*WHAT TO WORK ON*: Find every line in the records that holds the string "X公司排名全国地市公司第X名". Copy each one.

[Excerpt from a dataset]
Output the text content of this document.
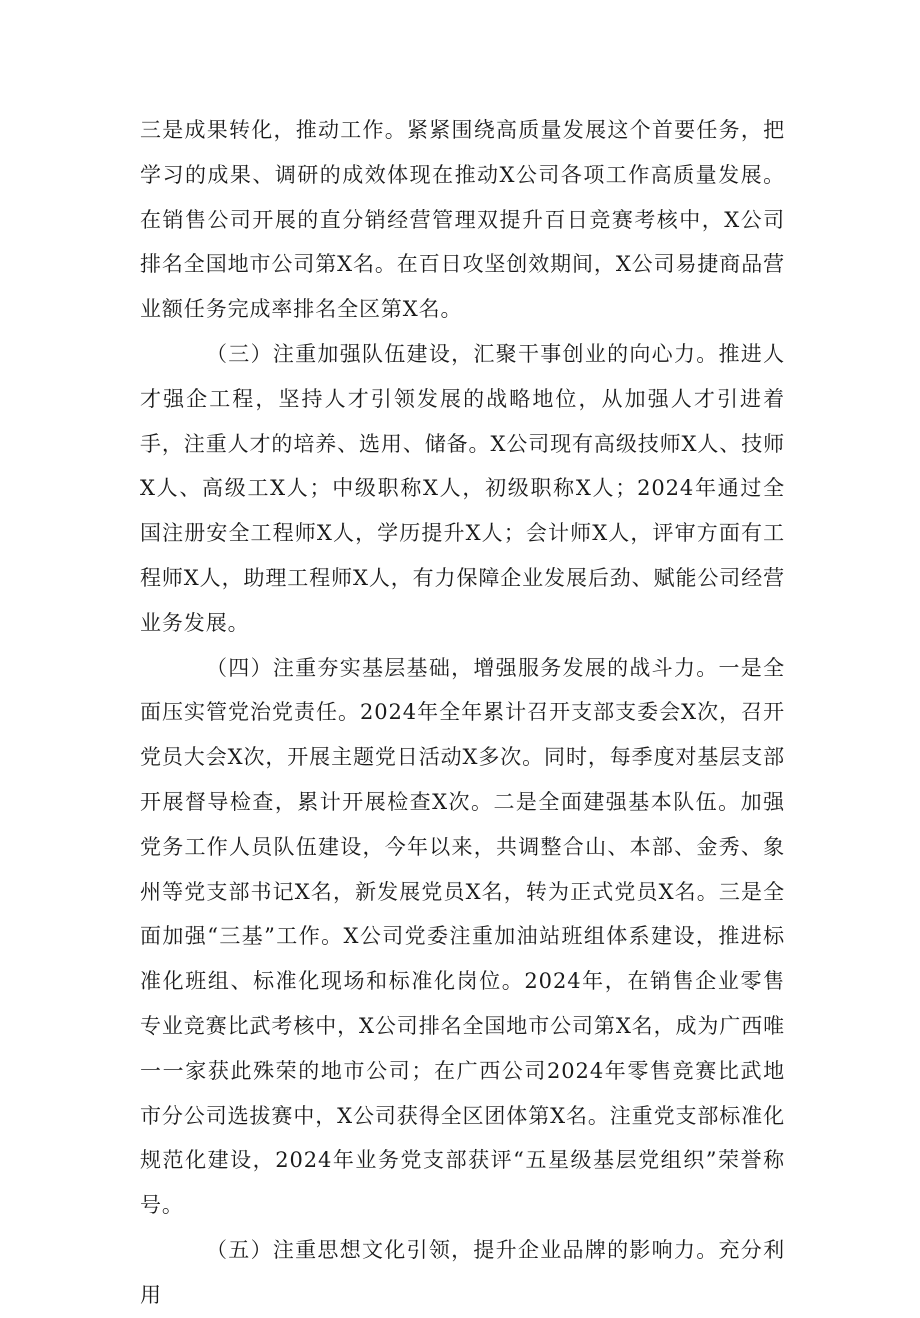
三是成果转化，推动工作。紧紧围绕高质量发展这个首要任务，把学习的成果、调研的成效体现在推动X公司各项工作高质量发展。在销售公司开展的直分销经营管理双提升百日竞赛考核中，X公司排名全国地市公司第X名。在百日攻坚创效期间，X公司易捷商品营业额任务完成率排名全区第X名。

（三）注重加强队伍建设，汇聚干事创业的向心力。推进人才强企工程，坚持人才引领发展的战略地位，从加强人才引进着手，注重人才的培养、选用、储备。X公司现有高级技师X人、技师X人、高级工X人；中级职称X人，初级职称X人；2024年通过全国注册安全工程师X人，学历提升X人；会计师X人，评审方面有工程师X人，助理工程师X人，有力保障企业发展后劲、赋能公司经营业务发展。

（四）注重夯实基层基础，增强服务发展的战斗力。一是全面压实管党治党责任。2024年全年累计召开支部支委会X次，召开党员大会X次，开展主题党日活动X多次。同时，每季度对基层支部开展督导检查，累计开展检查X次。二是全面建强基本队伍。加强党务工作人员队伍建设，今年以来，共调整合山、本部、金秀、象州等党支部书记X名，新发展党员X名，转为正式党员X名。三是全面加强“三基”工作。X公司党委注重加油站班组体系建设，推进标准化班组、标准化现场和标准化岗位。2024年，在销售企业零售专业竞赛比武考核中，X公司排名全国地市公司第X名，成为广西唯一一家获此殊荣的地市公司；在广西公司2024年零售竞赛比武地市分公司选拔赛中，X公司获得全区团体第X名。注重党支部标准化规范化建设，2024年业务党支部获评“五星级基层党组织”荣誉称号。

（五）注重思想文化引领，提升企业品牌的影响力。充分利用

*CORRECT OUTPUT*:
三是成果转化，推动工作。紧紧围绕高质量发展这个首要任务，把学习的成果、调研的成效体现在推动X公司各项工作高质量发展。在销售公司开展的直分销经营管理双提升百日竞赛考核中，X公司排名全国地市公司第X名。在百日攻坚创效期间，X公司易捷商品营业额任务完成率排名全区第X名。
（四）注重夯实基层基础，增强服务发展的战斗力。一是全面压实管党治党责任。2024年全年累计召开支部支委会X次，召开党员大会X次，开展主题党日活动X多次。同时，每季度对基层支部开展督导检查，累计开展检查X次。二是全面建强基本队伍。加强党务工作人员队伍建设，今年以来，共调整合山、本部、金秀、象州等党支部书记X名，新发展党员X名，转为正式党员X名。三是全面加强“三基”工作。X公司党委注重加油站班组体系建设，推进标准化班组、标准化现场和标准化岗位。2024年，在销售企业零售专业竞赛比武考核中，X公司排名全国地市公司第X名，成为广西唯一一家获此殊荣的地市公司；在广西公司2024年零售竞赛比武地市分公司选拔赛中，X公司获得全区团体第X名。注重党支部标准化规范化建设，2024年业务党支部获评“五星级基层党组织”荣誉称号。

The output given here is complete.